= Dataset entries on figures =
===

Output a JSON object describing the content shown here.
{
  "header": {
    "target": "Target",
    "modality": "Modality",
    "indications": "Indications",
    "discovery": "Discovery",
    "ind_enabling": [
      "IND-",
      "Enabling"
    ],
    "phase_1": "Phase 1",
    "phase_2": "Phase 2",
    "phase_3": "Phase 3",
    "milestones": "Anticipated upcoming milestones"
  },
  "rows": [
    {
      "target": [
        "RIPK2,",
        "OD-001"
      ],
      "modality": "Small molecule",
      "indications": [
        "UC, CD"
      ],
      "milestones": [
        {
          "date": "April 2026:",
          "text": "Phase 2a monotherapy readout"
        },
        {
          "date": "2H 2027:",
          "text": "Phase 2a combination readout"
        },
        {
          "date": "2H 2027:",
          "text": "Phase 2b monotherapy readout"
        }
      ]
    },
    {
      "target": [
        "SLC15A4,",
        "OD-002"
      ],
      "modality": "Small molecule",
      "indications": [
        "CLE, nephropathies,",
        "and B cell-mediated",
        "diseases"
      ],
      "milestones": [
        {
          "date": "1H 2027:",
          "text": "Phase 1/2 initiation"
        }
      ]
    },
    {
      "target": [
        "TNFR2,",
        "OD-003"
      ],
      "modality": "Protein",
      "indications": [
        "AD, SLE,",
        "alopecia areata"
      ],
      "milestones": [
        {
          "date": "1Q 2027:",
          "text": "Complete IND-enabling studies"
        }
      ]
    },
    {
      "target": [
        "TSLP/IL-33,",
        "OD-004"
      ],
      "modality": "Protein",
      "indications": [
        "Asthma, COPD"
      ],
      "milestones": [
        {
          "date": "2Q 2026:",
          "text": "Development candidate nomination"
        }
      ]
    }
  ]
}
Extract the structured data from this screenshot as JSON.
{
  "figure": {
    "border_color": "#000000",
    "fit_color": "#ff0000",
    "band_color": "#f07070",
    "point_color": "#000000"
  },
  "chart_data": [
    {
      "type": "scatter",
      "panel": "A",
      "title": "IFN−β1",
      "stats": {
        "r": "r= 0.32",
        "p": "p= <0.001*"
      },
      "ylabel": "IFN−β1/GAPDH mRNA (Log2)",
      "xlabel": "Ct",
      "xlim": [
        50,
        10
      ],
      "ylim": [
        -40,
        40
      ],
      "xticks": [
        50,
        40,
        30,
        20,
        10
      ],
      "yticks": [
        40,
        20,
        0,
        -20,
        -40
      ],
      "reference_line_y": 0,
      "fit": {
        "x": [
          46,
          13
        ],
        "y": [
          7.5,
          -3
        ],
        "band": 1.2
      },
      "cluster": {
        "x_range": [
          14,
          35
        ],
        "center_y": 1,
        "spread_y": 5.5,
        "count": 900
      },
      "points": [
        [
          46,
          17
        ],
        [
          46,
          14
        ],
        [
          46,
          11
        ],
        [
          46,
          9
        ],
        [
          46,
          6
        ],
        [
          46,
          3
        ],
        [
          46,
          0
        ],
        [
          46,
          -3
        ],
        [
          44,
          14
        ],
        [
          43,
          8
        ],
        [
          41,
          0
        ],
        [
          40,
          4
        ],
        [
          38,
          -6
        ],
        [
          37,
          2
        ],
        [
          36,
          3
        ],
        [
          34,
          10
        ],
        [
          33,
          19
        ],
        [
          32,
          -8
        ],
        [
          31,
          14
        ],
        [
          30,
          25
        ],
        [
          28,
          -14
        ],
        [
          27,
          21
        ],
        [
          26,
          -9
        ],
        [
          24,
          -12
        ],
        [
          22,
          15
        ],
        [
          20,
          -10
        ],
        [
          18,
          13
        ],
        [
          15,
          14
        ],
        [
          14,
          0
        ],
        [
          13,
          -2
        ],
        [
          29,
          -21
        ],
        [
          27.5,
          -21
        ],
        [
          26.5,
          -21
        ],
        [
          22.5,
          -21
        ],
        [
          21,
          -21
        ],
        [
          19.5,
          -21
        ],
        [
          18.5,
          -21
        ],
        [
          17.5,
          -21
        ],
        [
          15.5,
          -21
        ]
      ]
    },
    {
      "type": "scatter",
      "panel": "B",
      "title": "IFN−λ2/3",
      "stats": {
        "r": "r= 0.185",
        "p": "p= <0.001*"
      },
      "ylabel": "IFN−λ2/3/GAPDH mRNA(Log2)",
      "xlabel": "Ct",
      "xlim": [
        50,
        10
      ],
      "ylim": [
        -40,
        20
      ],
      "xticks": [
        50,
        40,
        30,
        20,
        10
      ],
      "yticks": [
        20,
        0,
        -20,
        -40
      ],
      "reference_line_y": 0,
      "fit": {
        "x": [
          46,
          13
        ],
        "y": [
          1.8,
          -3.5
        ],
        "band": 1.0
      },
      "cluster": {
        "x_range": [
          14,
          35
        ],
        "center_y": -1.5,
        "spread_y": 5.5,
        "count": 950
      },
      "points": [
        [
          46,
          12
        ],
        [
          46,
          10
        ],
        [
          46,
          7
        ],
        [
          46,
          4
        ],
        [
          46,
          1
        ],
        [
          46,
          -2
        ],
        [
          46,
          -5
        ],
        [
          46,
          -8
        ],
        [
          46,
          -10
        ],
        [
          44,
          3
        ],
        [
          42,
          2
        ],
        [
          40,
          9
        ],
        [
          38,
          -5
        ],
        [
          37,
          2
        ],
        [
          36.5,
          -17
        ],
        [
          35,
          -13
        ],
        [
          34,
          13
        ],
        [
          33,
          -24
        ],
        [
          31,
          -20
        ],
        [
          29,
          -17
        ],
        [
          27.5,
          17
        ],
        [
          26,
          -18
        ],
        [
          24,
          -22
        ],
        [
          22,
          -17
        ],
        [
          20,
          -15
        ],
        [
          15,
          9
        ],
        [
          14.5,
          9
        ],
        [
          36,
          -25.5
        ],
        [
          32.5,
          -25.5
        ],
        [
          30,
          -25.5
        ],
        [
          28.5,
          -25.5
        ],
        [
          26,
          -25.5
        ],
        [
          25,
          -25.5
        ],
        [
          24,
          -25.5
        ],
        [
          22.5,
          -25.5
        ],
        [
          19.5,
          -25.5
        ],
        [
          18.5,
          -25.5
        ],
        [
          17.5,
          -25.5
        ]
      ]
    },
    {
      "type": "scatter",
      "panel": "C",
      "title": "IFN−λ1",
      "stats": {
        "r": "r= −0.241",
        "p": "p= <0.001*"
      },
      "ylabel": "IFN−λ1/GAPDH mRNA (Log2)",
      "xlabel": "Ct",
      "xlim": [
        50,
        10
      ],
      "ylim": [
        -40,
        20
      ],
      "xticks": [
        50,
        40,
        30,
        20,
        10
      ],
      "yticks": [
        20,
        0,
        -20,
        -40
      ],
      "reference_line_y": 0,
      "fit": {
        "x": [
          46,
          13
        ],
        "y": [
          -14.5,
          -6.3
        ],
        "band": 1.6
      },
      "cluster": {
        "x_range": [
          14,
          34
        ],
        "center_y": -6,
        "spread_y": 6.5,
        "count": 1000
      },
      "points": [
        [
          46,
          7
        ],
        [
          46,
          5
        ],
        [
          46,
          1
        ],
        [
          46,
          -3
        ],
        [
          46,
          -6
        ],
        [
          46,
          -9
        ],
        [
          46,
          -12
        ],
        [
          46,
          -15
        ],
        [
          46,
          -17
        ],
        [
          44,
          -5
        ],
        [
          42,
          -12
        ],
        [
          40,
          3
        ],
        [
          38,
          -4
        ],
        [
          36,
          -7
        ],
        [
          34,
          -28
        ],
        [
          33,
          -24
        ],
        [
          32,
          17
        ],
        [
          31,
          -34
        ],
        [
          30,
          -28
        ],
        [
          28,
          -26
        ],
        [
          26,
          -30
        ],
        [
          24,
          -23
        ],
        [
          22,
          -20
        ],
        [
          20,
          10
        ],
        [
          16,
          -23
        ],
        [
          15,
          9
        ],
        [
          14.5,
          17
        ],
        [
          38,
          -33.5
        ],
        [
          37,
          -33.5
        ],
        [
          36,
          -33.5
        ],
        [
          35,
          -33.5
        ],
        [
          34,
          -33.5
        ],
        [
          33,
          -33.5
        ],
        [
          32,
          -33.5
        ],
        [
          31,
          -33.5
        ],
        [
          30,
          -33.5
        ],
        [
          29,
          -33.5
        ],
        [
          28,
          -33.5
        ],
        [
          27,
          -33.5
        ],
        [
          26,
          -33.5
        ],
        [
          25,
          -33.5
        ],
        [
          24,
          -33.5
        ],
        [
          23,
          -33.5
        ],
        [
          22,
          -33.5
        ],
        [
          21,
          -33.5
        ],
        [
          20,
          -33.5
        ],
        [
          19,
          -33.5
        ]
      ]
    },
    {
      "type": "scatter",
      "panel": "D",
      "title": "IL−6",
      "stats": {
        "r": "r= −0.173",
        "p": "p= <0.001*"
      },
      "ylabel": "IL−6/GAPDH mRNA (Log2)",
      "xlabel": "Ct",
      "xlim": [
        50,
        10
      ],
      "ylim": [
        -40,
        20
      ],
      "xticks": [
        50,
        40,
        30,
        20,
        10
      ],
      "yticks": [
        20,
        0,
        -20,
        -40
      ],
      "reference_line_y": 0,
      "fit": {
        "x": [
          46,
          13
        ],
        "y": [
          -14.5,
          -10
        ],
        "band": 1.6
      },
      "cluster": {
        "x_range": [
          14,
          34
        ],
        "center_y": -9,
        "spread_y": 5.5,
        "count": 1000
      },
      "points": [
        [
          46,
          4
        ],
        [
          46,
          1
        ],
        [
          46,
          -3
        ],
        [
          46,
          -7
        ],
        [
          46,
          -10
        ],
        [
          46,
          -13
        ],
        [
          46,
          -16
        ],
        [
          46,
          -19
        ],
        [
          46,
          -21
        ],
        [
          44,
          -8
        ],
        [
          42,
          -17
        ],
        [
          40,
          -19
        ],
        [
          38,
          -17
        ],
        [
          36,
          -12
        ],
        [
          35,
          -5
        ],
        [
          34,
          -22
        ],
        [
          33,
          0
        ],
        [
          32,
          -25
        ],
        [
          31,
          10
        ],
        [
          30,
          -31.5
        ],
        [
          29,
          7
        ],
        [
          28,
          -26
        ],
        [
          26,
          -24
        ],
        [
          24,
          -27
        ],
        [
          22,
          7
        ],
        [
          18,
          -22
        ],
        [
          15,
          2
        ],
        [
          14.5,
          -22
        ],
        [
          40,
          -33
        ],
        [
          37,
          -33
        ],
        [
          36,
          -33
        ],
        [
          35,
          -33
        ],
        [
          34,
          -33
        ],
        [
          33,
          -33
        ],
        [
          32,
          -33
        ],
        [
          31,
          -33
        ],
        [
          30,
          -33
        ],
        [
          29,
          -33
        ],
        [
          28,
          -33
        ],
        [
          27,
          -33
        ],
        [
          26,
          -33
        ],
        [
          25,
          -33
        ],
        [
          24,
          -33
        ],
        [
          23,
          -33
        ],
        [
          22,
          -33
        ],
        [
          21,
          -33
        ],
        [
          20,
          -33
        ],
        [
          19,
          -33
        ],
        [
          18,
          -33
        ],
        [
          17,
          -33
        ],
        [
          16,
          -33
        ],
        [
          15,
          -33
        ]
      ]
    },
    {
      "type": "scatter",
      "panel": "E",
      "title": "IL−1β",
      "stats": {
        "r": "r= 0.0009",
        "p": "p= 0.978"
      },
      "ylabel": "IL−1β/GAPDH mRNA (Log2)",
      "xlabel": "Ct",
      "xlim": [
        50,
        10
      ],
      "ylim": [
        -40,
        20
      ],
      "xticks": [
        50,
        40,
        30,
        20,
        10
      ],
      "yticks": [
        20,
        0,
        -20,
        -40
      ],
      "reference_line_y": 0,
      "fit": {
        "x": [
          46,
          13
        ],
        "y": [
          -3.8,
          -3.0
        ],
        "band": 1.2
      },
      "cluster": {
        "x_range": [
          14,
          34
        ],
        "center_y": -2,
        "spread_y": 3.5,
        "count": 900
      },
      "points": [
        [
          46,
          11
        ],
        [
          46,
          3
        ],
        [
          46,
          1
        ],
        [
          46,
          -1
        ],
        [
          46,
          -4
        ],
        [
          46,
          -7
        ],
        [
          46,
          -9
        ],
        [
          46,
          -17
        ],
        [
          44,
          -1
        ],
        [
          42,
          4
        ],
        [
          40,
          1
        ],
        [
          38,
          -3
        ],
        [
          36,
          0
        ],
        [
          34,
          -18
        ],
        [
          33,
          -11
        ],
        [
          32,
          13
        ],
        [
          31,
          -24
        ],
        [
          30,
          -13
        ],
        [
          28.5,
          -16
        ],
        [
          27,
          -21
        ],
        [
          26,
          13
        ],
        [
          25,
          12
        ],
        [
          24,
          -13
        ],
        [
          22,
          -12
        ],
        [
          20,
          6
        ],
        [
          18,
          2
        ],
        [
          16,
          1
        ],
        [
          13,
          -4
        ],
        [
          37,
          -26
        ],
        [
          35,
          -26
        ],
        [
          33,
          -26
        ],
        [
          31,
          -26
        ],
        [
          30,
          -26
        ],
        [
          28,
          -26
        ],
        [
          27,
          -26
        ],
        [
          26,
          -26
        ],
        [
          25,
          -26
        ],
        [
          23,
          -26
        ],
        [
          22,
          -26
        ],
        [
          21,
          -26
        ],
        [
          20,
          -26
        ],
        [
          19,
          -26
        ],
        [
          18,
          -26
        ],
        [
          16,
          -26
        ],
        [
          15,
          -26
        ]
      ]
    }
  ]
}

===

= WORK INSTRUCTION =
Where does "mRNA" occur in the data? Copy each line that has it.

= EXERCISE SOLUTION =
      "ylabel": "IFN−β1/GAPDH mRNA (Log2)",
      "ylabel": "IFN−λ2/3/GAPDH mRNA(Log2)",
      "ylabel": "IFN−λ1/GAPDH mRNA (Log2)",
      "ylabel": "IL−6/GAPDH mRNA (Log2)",
      "ylabel": "IL−1β/GAPDH mRNA (Log2)",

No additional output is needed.